# JOB
Extract all lines in the data that contain the word "then".

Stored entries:
--*--
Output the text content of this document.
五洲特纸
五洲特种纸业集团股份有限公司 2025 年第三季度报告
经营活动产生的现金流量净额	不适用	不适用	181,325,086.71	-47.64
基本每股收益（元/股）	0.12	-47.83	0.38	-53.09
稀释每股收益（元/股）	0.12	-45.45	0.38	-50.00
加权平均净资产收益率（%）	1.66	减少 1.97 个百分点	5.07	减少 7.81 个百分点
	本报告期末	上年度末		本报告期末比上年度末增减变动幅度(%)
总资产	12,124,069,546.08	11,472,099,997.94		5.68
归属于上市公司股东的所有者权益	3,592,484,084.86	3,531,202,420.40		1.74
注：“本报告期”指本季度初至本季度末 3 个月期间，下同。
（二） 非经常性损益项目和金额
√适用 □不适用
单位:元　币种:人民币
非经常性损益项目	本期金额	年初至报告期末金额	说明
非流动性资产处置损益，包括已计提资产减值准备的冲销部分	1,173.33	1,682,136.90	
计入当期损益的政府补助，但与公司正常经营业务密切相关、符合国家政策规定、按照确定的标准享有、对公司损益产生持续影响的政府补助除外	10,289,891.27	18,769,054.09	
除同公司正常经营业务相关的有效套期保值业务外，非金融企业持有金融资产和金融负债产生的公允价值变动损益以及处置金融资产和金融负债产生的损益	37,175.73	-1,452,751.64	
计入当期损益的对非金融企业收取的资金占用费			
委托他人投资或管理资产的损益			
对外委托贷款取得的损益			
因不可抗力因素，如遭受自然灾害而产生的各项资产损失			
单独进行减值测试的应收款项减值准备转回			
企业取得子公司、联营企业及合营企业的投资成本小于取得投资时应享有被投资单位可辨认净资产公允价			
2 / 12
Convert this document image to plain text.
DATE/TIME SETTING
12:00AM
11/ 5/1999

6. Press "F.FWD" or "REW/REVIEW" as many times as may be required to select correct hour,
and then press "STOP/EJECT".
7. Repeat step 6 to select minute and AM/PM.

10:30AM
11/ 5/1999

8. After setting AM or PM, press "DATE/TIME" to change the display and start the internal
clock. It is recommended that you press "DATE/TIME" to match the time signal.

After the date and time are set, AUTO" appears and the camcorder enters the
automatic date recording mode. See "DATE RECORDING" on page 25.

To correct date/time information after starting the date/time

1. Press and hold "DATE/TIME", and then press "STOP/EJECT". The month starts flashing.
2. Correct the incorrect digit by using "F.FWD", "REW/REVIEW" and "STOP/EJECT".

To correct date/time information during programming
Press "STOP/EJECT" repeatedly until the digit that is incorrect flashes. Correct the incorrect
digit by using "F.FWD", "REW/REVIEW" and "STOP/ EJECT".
--*--
# ANSWER BELOW
and then press "STOP/EJECT".
1. Press and hold "DATE/TIME", and then press "STOP/EJECT". The month starts flashing.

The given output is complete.